Reproduce every entry that follows word for word, but omit the images.

Saved entries:
##############################
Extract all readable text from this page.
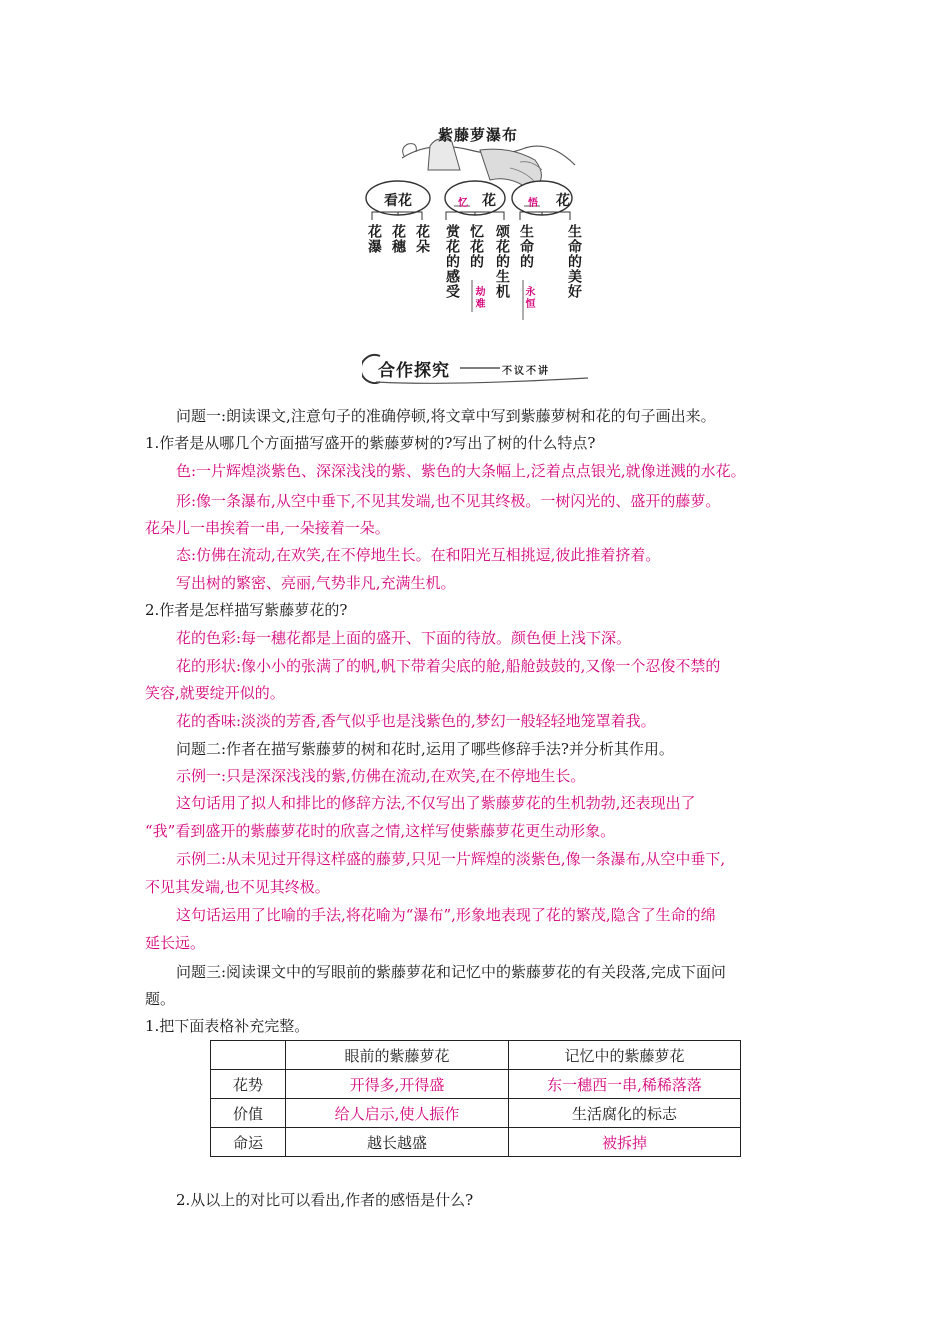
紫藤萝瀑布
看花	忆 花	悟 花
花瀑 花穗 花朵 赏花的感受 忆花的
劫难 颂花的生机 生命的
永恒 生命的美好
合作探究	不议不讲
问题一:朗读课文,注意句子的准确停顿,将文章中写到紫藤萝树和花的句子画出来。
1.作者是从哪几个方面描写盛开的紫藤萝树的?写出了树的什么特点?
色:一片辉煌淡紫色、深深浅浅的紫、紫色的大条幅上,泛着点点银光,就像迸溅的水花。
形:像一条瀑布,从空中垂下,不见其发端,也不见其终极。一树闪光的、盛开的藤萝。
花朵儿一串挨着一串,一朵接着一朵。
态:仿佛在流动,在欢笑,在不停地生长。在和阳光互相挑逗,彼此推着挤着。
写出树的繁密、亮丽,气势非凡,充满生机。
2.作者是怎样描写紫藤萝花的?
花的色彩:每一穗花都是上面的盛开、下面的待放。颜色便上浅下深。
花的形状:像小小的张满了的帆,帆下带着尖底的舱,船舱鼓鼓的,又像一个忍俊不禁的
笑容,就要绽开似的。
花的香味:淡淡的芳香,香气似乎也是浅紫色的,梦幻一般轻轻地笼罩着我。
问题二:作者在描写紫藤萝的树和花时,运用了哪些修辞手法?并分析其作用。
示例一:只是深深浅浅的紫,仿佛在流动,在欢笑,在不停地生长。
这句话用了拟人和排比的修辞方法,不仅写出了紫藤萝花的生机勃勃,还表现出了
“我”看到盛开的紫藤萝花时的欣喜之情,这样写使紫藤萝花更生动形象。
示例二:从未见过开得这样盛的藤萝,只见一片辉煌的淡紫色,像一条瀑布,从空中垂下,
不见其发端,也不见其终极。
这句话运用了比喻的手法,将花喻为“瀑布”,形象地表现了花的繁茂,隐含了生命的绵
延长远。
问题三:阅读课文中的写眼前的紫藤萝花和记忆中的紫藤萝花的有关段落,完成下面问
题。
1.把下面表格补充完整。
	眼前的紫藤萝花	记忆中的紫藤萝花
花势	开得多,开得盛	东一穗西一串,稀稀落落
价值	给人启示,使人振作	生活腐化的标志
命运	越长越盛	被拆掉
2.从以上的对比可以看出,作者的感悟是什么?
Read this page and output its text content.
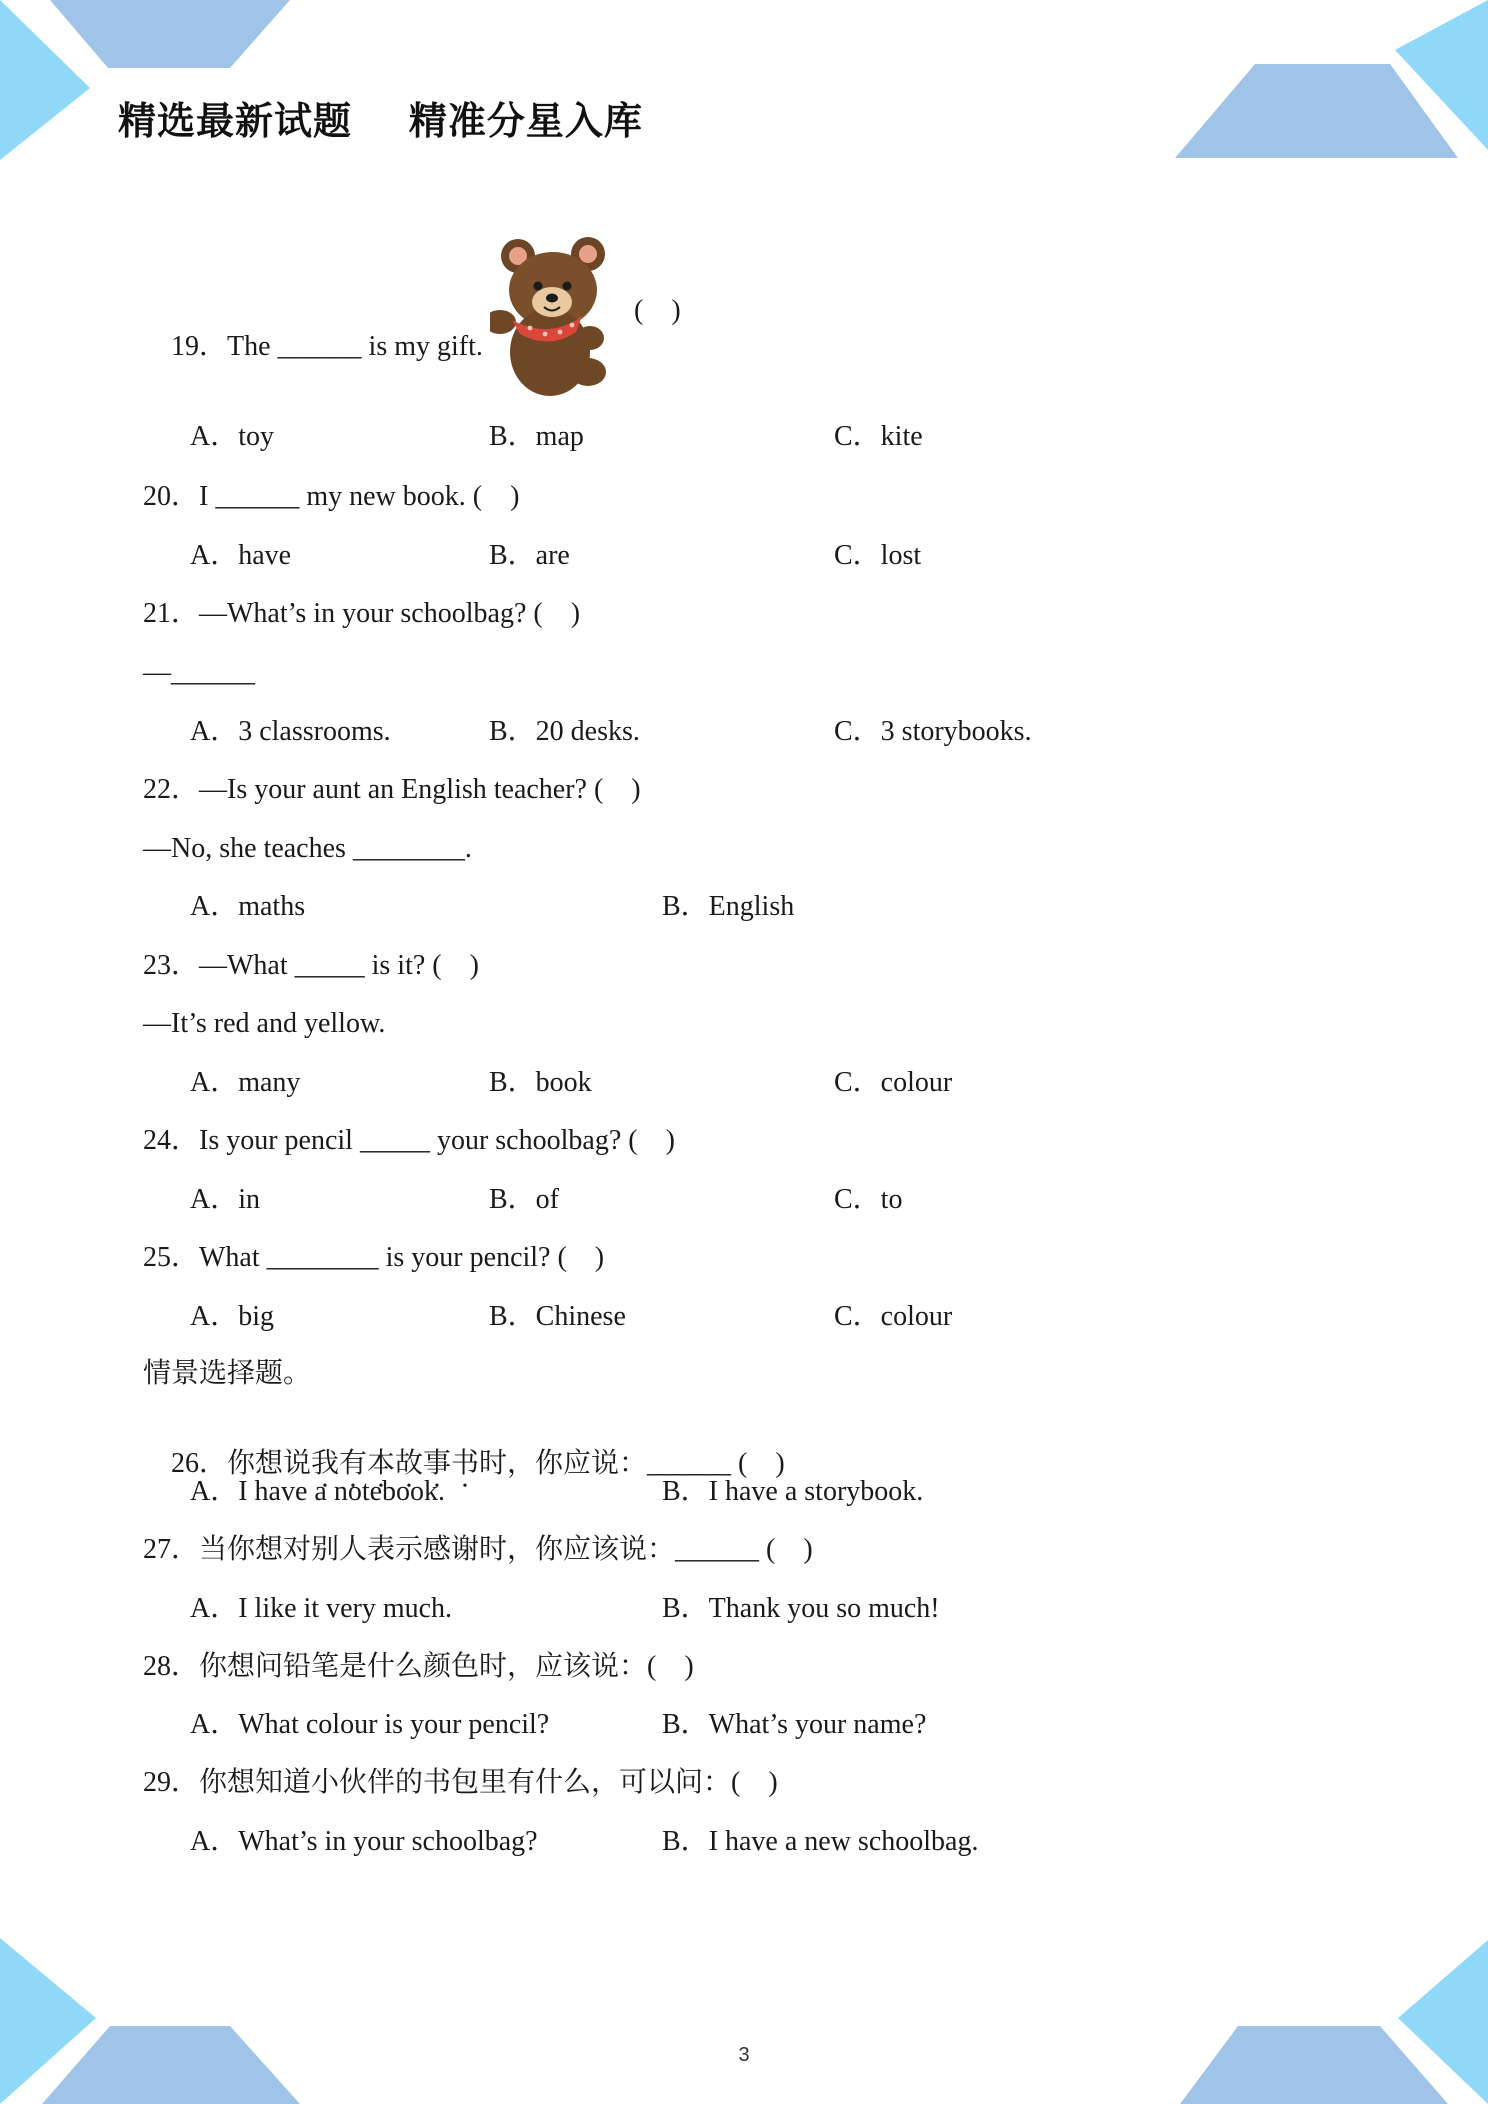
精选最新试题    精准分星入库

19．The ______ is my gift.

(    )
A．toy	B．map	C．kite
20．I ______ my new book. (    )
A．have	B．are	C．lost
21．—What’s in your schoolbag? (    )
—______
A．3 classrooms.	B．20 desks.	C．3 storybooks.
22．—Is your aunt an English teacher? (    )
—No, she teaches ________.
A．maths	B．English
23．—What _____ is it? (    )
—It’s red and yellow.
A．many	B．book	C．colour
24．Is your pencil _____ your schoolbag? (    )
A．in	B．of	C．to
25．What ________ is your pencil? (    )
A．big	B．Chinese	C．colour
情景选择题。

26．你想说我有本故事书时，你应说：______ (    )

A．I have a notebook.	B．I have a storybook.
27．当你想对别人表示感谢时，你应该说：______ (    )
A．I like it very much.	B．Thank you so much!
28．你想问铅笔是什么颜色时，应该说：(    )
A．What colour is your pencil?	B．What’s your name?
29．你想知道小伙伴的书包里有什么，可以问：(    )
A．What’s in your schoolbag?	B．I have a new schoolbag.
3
##############################
• [In response]:
Extract all readable text from this page.
紫藤萝瀑布
看花	忆 花	悟 花
花瀑 花穗 花朵 赏花的感受 忆花的
劫难 颂花的生机 生命的
永恒 生命的美好
合作探究	不议不讲
问题一:朗读课文,注意句子的准确停顿,将文章中写到紫藤萝树和花的句子画出来。
1.作者是从哪几个方面描写盛开的紫藤萝树的?写出了树的什么特点?
色:一片辉煌淡紫色、深深浅浅的紫、紫色的大条幅上,泛着点点银光,就像迸溅的水花。
形:像一条瀑布,从空中垂下,不见其发端,也不见其终极。一树闪光的、盛开的藤萝。
花朵儿一串挨着一串,一朵接着一朵。
态:仿佛在流动,在欢笑,在不停地生长。在和阳光互相挑逗,彼此推着挤着。
写出树的繁密、亮丽,气势非凡,充满生机。
2.作者是怎样描写紫藤萝花的?
花的色彩:每一穗花都是上面的盛开、下面的待放。颜色便上浅下深。
花的形状:像小小的张满了的帆,帆下带着尖底的舱,船舱鼓鼓的,又像一个忍俊不禁的
笑容,就要绽开似的。
花的香味:淡淡的芳香,香气似乎也是浅紫色的,梦幻一般轻轻地笼罩着我。
问题二:作者在描写紫藤萝的树和花时,运用了哪些修辞手法?并分析其作用。
示例一:只是深深浅浅的紫,仿佛在流动,在欢笑,在不停地生长。
这句话用了拟人和排比的修辞方法,不仅写出了紫藤萝花的生机勃勃,还表现出了
“我”看到盛开的紫藤萝花时的欣喜之情,这样写使紫藤萝花更生动形象。
示例二:从未见过开得这样盛的藤萝,只见一片辉煌的淡紫色,像一条瀑布,从空中垂下,
不见其发端,也不见其终极。
这句话运用了比喻的手法,将花喻为“瀑布”,形象地表现了花的繁茂,隐含了生命的绵
延长远。
问题三:阅读课文中的写眼前的紫藤萝花和记忆中的紫藤萝花的有关段落,完成下面问
题。
1.把下面表格补充完整。
	眼前的紫藤萝花	记忆中的紫藤萝花
花势	开得多,开得盛	东一穗西一串,稀稀落落
价值	给人启示,使人振作	生活腐化的标志
命运	越长越盛	被拆掉
2.从以上的对比可以看出,作者的感悟是什么?
Read this page and output its text content.
精选最新试题    精准分星入库

19．The ______ is my gift.

(    )
A．toy	B．map	C．kite
20．I ______ my new book. (    )
A．have	B．are	C．lost
21．—What’s in your schoolbag? (    )
—______
A．3 classrooms.	B．20 desks.	C．3 storybooks.
22．—Is your aunt an English teacher? (    )
—No, she teaches ________.
A．maths	B．English
23．—What _____ is it? (    )
—It’s red and yellow.
A．many	B．book	C．colour
24．Is your pencil _____ your schoolbag? (    )
A．in	B．of	C．to
25．What ________ is your pencil? (    )
A．big	B．Chinese	C．colour
情景选择题。

26．你想说我有本故事书时，你应说：______ (    )

A．I have a notebook.	B．I have a storybook.
27．当你想对别人表示感谢时，你应该说：______ (    )
A．I like it very much.	B．Thank you so much!
28．你想问铅笔是什么颜色时，应该说：(    )
A．What colour is your pencil?	B．What’s your name?
29．你想知道小伙伴的书包里有什么，可以问：(    )
A．What’s in your schoolbag?	B．I have a new schoolbag.
3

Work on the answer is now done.